| AIM OF THE EXERCISE |
Find and copy every line in the records that includes the string "Memory".

| DATA TO PROCESS |

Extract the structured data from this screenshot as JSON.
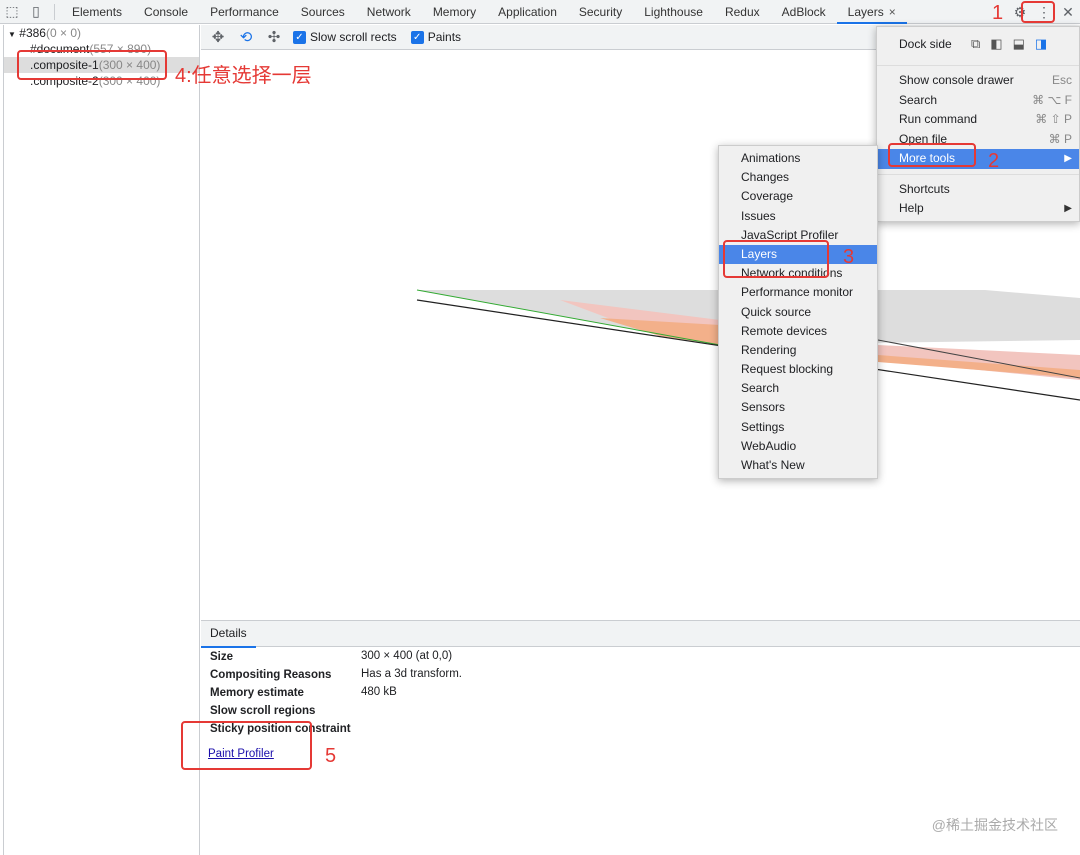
{
  "tabs": [
    {
      "label": "Elements"
    },
    {
      "label": "Console"
    },
    {
      "label": "Performance"
    },
    {
      "label": "Sources"
    },
    {
      "label": "Network"
    },
    {
      "label": "Memory"
    },
    {
      "label": "Application"
    },
    {
      "label": "Security"
    },
    {
      "label": "Lighthouse"
    },
    {
      "label": "Redux"
    },
    {
      "label": "AdBlock"
    },
    {
      "label": "Layers",
      "active": true
    }
  ],
  "tab_close": "×",
  "tree": {
    "root": "#386",
    "root_size": "(0 × 0)",
    "items": [
      {
        "name": "#document",
        "size": "(557 × 890)"
      },
      {
        "name": ".composite-1",
        "size": "(300 × 400)",
        "selected": true
      },
      {
        "name": ".composite-2",
        "size": "(300 × 400)"
      }
    ]
  },
  "toolbar": {
    "slow_scroll": "Slow scroll rects",
    "paints": "Paints",
    "slow_scroll_checked": true,
    "paints_checked": true
  },
  "details": {
    "tab": "Details",
    "rows": [
      {
        "label": "Size",
        "value": "300 × 400 (at 0,0)"
      },
      {
        "label": "Compositing Reasons",
        "value": "Has a 3d transform."
      },
      {
        "label": "Memory estimate",
        "value": "480 kB"
      },
      {
        "label": "Slow scroll regions",
        "value": ""
      },
      {
        "label": "Sticky position constraint",
        "value": ""
      }
    ],
    "link": "Paint Profiler"
  },
  "main_menu": {
    "dock_side": "Dock side",
    "items": [
      {
        "label": "Show console drawer",
        "shortcut": "Esc"
      },
      {
        "label": "Search",
        "shortcut": "⌘ ⌥ F"
      },
      {
        "label": "Run command",
        "shortcut": "⌘ ⇧ P"
      },
      {
        "label": "Open file",
        "shortcut": "⌘ P"
      },
      {
        "label": "More tools",
        "shortcut": "▶",
        "highlight": true
      }
    ],
    "items2": [
      {
        "label": "Shortcuts",
        "shortcut": ""
      },
      {
        "label": "Help",
        "shortcut": "▶"
      }
    ]
  },
  "more_tools": [
    "Animations",
    "Changes",
    "Coverage",
    "Issues",
    "JavaScript Profiler",
    "Layers",
    "Network conditions",
    "Performance monitor",
    "Quick source",
    "Remote devices",
    "Rendering",
    "Request blocking",
    "Search",
    "Sensors",
    "Settings",
    "WebAudio",
    "What's New"
  ],
  "annotations": {
    "a1": "1",
    "a2": "2",
    "a3": "3",
    "a4": "4:任意选择一层",
    "a5": "5"
  },
  "watermark": "@稀土掘金技术社区",
  "colors": {
    "accent": "#1a73e8",
    "highlight": "#4a86e8",
    "annotation": "#e53935"
  }
}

| WRITTEN ANSWER |
      "label": "Memory"
        "label": "Memory estimate",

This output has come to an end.